--- START OF EXERCISE INPUT ---

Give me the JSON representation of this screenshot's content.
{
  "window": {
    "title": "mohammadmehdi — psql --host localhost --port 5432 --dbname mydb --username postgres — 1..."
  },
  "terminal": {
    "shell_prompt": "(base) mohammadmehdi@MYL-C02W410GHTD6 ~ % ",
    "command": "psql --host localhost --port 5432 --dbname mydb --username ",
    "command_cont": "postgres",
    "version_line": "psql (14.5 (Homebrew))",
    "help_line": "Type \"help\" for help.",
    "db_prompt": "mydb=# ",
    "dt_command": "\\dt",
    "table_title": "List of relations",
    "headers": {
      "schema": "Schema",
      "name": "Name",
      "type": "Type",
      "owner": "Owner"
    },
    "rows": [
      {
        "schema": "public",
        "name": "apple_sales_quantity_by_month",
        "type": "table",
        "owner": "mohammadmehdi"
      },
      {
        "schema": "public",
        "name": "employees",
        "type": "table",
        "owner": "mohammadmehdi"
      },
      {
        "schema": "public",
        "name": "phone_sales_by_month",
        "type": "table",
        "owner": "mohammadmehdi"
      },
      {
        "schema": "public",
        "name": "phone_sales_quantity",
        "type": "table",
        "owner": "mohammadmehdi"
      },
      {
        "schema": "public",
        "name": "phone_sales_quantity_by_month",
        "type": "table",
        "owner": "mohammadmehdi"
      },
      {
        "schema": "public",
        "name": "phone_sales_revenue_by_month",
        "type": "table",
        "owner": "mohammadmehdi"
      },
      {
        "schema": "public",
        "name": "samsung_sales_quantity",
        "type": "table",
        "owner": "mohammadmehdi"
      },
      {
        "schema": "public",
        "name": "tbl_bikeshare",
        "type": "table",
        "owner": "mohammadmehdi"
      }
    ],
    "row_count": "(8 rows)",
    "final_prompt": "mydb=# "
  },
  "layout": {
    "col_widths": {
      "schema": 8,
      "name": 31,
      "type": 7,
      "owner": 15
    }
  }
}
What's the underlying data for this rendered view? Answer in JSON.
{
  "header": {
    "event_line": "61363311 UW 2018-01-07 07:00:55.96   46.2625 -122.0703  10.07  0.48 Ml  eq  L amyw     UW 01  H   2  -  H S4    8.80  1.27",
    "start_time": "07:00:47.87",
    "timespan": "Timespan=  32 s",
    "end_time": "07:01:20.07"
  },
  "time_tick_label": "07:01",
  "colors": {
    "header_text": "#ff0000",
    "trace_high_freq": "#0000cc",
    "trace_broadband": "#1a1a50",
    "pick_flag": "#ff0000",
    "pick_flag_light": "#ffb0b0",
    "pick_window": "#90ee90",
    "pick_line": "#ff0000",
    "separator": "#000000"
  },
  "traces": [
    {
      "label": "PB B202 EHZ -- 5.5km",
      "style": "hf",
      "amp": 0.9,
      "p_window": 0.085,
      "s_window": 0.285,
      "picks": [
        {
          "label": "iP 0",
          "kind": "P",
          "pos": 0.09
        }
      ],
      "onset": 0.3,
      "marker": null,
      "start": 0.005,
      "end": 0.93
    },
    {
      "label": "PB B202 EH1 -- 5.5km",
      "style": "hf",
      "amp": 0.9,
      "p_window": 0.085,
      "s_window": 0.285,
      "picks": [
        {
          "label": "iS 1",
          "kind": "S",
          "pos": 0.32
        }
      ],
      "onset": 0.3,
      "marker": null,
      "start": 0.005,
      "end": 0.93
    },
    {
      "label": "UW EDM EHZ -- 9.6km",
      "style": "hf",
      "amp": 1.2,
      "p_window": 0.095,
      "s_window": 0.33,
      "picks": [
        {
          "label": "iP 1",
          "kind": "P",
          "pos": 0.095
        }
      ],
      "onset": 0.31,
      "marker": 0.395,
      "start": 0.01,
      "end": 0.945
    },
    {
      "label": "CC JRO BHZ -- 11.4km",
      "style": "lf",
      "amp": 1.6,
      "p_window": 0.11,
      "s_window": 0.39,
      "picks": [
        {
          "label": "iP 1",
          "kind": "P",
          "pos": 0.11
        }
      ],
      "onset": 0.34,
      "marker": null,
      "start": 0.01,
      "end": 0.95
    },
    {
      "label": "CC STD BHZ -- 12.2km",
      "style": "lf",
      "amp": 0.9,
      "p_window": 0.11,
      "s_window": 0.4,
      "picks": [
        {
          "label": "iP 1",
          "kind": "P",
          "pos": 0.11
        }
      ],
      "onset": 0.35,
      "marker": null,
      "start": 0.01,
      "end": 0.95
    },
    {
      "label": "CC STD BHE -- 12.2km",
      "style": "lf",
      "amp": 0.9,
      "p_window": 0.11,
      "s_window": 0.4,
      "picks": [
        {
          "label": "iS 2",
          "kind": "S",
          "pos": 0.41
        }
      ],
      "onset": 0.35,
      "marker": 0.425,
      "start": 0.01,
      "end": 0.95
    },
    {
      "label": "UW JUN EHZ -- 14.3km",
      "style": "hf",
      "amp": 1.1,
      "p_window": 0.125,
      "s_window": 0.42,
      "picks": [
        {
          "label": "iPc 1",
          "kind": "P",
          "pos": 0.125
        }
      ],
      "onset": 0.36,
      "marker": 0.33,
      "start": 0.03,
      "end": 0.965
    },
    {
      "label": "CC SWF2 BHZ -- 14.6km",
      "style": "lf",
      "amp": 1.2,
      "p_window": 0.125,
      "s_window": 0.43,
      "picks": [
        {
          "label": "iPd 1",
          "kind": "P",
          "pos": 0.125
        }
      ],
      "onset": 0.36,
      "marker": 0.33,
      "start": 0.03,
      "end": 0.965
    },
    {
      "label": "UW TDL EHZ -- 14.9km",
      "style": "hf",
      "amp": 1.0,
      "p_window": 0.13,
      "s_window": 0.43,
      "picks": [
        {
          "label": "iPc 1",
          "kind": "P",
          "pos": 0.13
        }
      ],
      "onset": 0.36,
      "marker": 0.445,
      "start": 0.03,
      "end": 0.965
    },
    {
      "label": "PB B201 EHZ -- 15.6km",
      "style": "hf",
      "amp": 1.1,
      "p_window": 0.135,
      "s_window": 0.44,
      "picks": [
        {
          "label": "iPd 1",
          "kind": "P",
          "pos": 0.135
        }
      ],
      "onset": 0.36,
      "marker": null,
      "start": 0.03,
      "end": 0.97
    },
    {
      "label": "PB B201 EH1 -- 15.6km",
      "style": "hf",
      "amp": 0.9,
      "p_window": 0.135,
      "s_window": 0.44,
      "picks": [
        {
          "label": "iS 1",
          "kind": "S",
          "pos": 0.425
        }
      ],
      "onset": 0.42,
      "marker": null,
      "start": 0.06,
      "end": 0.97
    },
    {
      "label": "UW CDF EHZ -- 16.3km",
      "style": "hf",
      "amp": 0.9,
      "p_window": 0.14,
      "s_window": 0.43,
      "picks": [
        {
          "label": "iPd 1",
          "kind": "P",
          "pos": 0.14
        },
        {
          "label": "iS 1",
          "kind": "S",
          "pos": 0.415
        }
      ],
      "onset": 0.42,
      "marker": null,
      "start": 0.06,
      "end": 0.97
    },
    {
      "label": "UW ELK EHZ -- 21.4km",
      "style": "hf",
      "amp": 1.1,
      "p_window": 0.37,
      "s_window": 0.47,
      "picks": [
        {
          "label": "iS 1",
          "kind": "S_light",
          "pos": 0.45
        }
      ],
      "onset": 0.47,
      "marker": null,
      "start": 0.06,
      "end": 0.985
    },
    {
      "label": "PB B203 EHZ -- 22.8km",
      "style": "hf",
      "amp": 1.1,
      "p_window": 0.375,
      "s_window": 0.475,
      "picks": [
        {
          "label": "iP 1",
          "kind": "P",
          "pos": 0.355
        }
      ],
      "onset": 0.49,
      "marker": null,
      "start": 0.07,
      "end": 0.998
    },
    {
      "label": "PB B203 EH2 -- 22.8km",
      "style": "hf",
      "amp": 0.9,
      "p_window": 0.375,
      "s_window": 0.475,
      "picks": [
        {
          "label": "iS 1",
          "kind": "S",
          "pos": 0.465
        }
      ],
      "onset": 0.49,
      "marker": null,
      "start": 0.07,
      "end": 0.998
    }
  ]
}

--- END OF EXERCISE INPUT ---

§ **PROBLEM STATEMENT**
Report how many lines in the entries hold the string "host". Nothing but the number is wanted.

§ **RESPONSE TO THE TASK**
2